**Set problem:**
Copy the data below line for line, with no changes, and leave out the picture.

**Supplied records:**
____
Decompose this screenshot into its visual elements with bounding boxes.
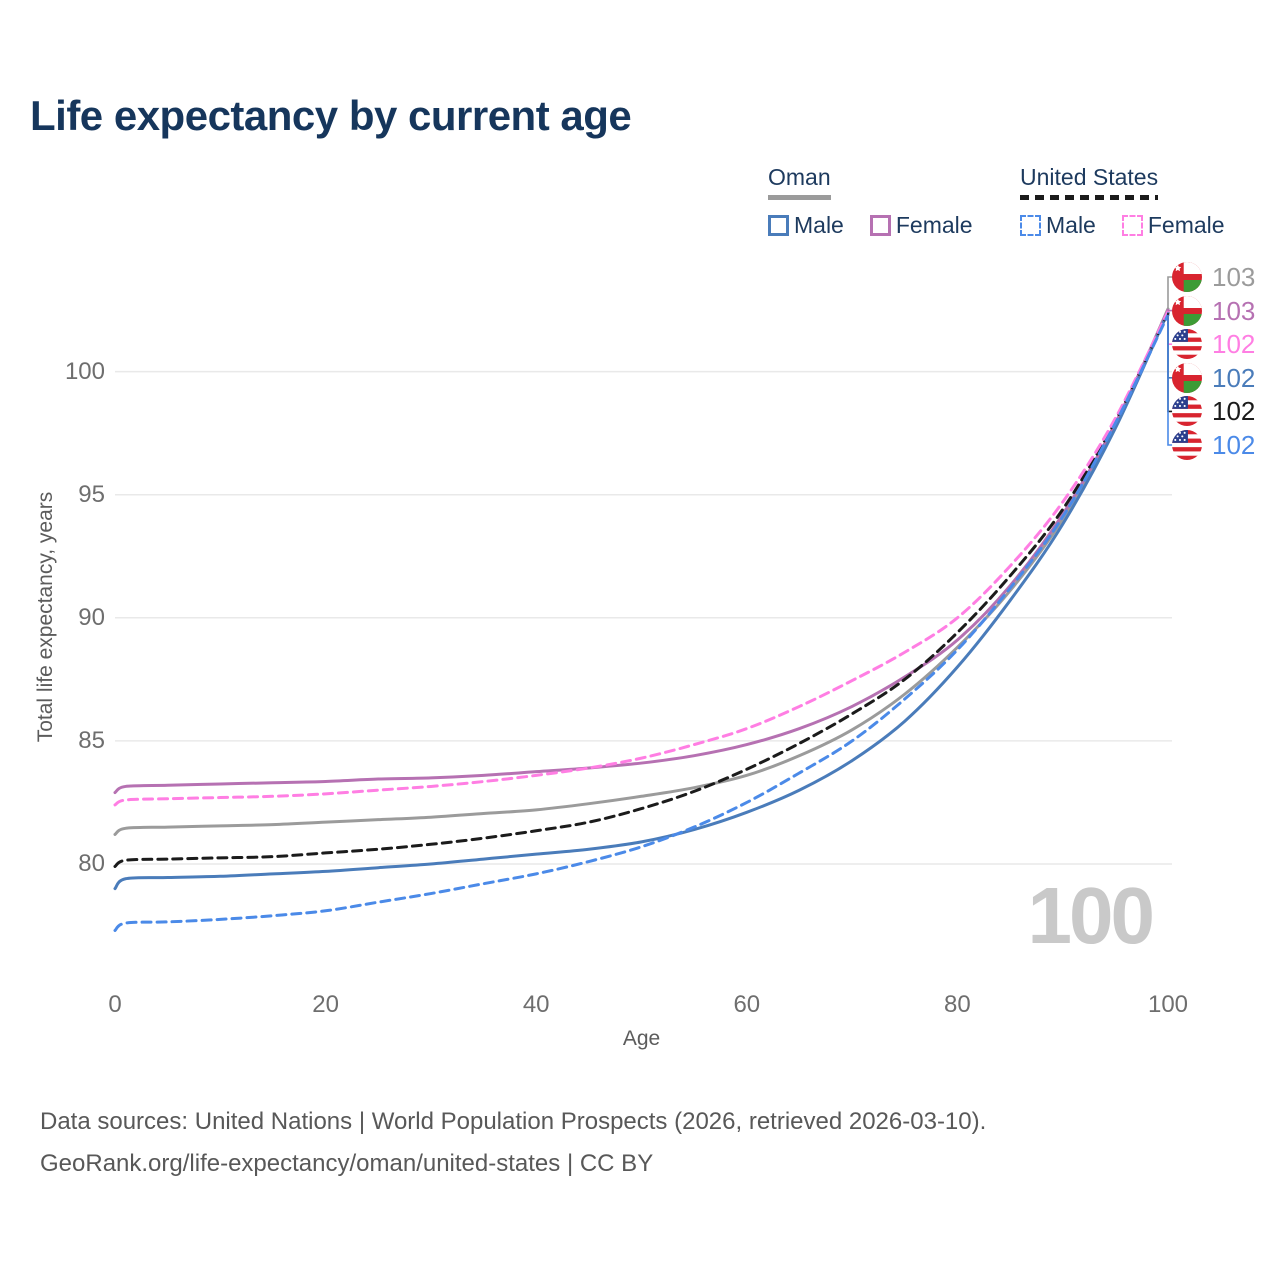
series-line-us-male[interactable] bbox=[113, 313, 1170, 932]
end-flag-us-male bbox=[1172, 430, 1202, 460]
x-tick-label-80: 80 bbox=[944, 991, 971, 1018]
hover-age-watermark: 100 bbox=[1027, 871, 1155, 960]
end-value-us-male: 102 bbox=[1212, 430, 1256, 460]
oman-male-swatch-icon bbox=[768, 215, 789, 236]
series-line-oman-both[interactable] bbox=[113, 307, 1170, 836]
us-flag-icon bbox=[1172, 329, 1202, 360]
legend-group-us-header: United States bbox=[1020, 164, 1159, 200]
end-value-oman-female: 103 bbox=[1212, 295, 1256, 326]
legend-item-us-male-label: Male bbox=[1046, 212, 1096, 238]
end-value-us-female: 102 bbox=[1212, 329, 1256, 360]
us-male-swatch-icon bbox=[1020, 215, 1041, 236]
oman-flag-icon bbox=[1172, 262, 1202, 292]
end-flag-oman-male bbox=[1172, 362, 1202, 393]
series-line-oman-male[interactable] bbox=[113, 310, 1170, 891]
y-tick-label-80: 80 bbox=[78, 850, 105, 877]
legend-item-oman-female-label: Female bbox=[895, 212, 973, 238]
end-value-oman-male: 102 bbox=[1212, 362, 1256, 393]
legend-item-oman-female[interactable]: Female bbox=[869, 212, 973, 239]
series-line-oman-female[interactable] bbox=[113, 308, 1170, 795]
oman-flag-icon bbox=[1172, 362, 1202, 393]
oman-female-swatch-icon bbox=[869, 215, 891, 236]
legend-item-us-male[interactable]: Male bbox=[1020, 212, 1096, 239]
legend-group-oman-label: Oman bbox=[768, 164, 831, 190]
legend-item-oman-male-label: Male bbox=[794, 212, 844, 238]
us-female-swatch-icon bbox=[1121, 215, 1143, 236]
legend-group-oman: Oman Male Female bbox=[768, 164, 973, 239]
x-tick-label-20: 20 bbox=[312, 991, 339, 1018]
y-tick-label-90: 90 bbox=[78, 603, 105, 631]
us-flag-icon bbox=[1172, 430, 1202, 460]
footer-attribution: GeoRank.org/life-expectancy/oman/united-… bbox=[40, 1150, 654, 1177]
y-tick-label-95: 95 bbox=[78, 480, 105, 508]
oman-flag-icon bbox=[1172, 295, 1202, 326]
end-value-oman-both: 103 bbox=[1212, 262, 1256, 292]
footer-data-sources: Data sources: United Nations | World Pop… bbox=[40, 1108, 987, 1135]
end-flag-us-both bbox=[1172, 396, 1202, 427]
end-flag-oman-female bbox=[1172, 295, 1202, 326]
x-tick-label-60: 60 bbox=[733, 991, 761, 1018]
y-tick-label-85: 85 bbox=[78, 726, 105, 754]
us-flag-icon bbox=[1172, 396, 1202, 427]
legend-oman-line-sample bbox=[768, 195, 831, 200]
legend-group-oman-header: Oman bbox=[768, 164, 831, 200]
series-line-us-both[interactable] bbox=[113, 311, 1170, 868]
series-line-us-female[interactable] bbox=[113, 310, 1170, 807]
page-title: Life expectancy by current age bbox=[30, 92, 632, 139]
end-value-us-both: 102 bbox=[1212, 396, 1256, 427]
end-flag-oman-both bbox=[1172, 262, 1202, 292]
y-tick-label-100: 100 bbox=[64, 357, 105, 385]
legend-us-line-sample bbox=[1020, 195, 1159, 200]
legend-item-oman-male[interactable]: Male bbox=[768, 212, 844, 239]
end-flag-us-female bbox=[1172, 329, 1202, 360]
x-axis-title: Age bbox=[622, 1027, 661, 1050]
x-tick-label-0: 0 bbox=[108, 991, 122, 1018]
x-tick-label-40: 40 bbox=[522, 991, 550, 1018]
legend-item-us-female-label: Female bbox=[1147, 212, 1225, 238]
legend-group-united-states: United States Male Female bbox=[1020, 164, 1225, 239]
x-tick-label-100: 100 bbox=[1147, 991, 1189, 1018]
legend-item-us-female[interactable]: Female bbox=[1121, 212, 1225, 239]
legend-group-us-label: United States bbox=[1020, 164, 1159, 190]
____
**Answer to this task:**
Decompose this screenshot into its visual elements with bounding boxes.
series-line-us-male[interactable] bbox=[113, 313, 1170, 932]
end-flag-us-male bbox=[1172, 430, 1202, 460]
x-tick-label-80: 80 bbox=[944, 991, 971, 1018]
hover-age-watermark: 100 bbox=[1027, 871, 1155, 960]
end-value-us-male: 102 bbox=[1212, 430, 1256, 460]
oman-male-swatch-icon bbox=[768, 215, 789, 236]
series-line-oman-both[interactable] bbox=[113, 307, 1170, 836]
us-flag-icon bbox=[1172, 329, 1202, 360]
legend-group-us-header: United States bbox=[1020, 164, 1159, 200]
end-value-oman-female: 103 bbox=[1212, 295, 1256, 326]
legend-item-us-male-label: Male bbox=[1046, 212, 1096, 238]
end-value-us-female: 102 bbox=[1212, 329, 1256, 360]
us-male-swatch-icon bbox=[1020, 215, 1041, 236]
oman-flag-icon bbox=[1172, 262, 1202, 292]
end-flag-oman-male bbox=[1172, 362, 1202, 393]
series-line-oman-male[interactable] bbox=[113, 310, 1170, 891]
y-tick-label-80: 80 bbox=[78, 850, 105, 877]
legend-item-oman-female-label: Female bbox=[895, 212, 973, 238]
end-value-oman-male: 102 bbox=[1212, 362, 1256, 393]
legend-item-oman-female[interactable]: Female bbox=[869, 212, 973, 239]
series-line-oman-female[interactable] bbox=[113, 308, 1170, 795]
oman-flag-icon bbox=[1172, 362, 1202, 393]
oman-female-swatch-icon bbox=[869, 215, 891, 236]
legend-item-us-male[interactable]: Male bbox=[1020, 212, 1096, 239]
legend-group-oman-label: Oman bbox=[768, 164, 831, 190]
legend-item-oman-male-label: Male bbox=[794, 212, 844, 238]
us-female-swatch-icon bbox=[1121, 215, 1143, 236]
legend-group-oman: Oman Male Female bbox=[768, 164, 973, 239]
x-tick-label-20: 20 bbox=[312, 991, 339, 1018]
y-tick-label-90: 90 bbox=[78, 603, 105, 631]
us-flag-icon bbox=[1172, 430, 1202, 460]
footer-attribution: GeoRank.org/life-expectancy/oman/united-… bbox=[40, 1150, 654, 1177]
y-tick-label-95: 95 bbox=[78, 480, 105, 508]
oman-flag-icon bbox=[1172, 295, 1202, 326]
end-value-oman-both: 103 bbox=[1212, 262, 1256, 292]
footer-data-sources: Data sources: United Nations | World Pop… bbox=[40, 1108, 987, 1135]
end-flag-us-both bbox=[1172, 396, 1202, 427]
end-flag-oman-female bbox=[1172, 295, 1202, 326]
x-tick-label-60: 60 bbox=[733, 991, 761, 1018]
y-tick-label-85: 85 bbox=[78, 726, 105, 754]
us-flag-icon bbox=[1172, 396, 1202, 427]
legend-oman-line-sample bbox=[768, 195, 831, 200]
legend-group-oman-header: Oman bbox=[768, 164, 831, 200]
series-line-us-both[interactable] bbox=[113, 311, 1170, 868]
series-line-us-female[interactable] bbox=[113, 310, 1170, 807]
page-title: Life expectancy by current age bbox=[30, 92, 632, 139]
end-value-us-both: 102 bbox=[1212, 396, 1256, 427]
end-flag-oman-both bbox=[1172, 262, 1202, 292]
y-tick-label-100: 100 bbox=[64, 357, 105, 385]
legend-us-line-sample bbox=[1020, 195, 1159, 200]
legend-item-oman-male[interactable]: Male bbox=[768, 212, 844, 239]
end-flag-us-female bbox=[1172, 329, 1202, 360]
x-axis-title: Age bbox=[622, 1027, 661, 1050]
x-tick-label-0: 0 bbox=[108, 991, 122, 1018]
x-tick-label-40: 40 bbox=[522, 991, 550, 1018]
legend-item-us-female-label: Female bbox=[1147, 212, 1225, 238]
legend-group-united-states: United States Male Female bbox=[1020, 164, 1225, 239]
x-tick-label-100: 100 bbox=[1147, 991, 1189, 1018]
legend-item-us-female[interactable]: Female bbox=[1121, 212, 1225, 239]
legend-group-us-label: United States bbox=[1020, 164, 1159, 190]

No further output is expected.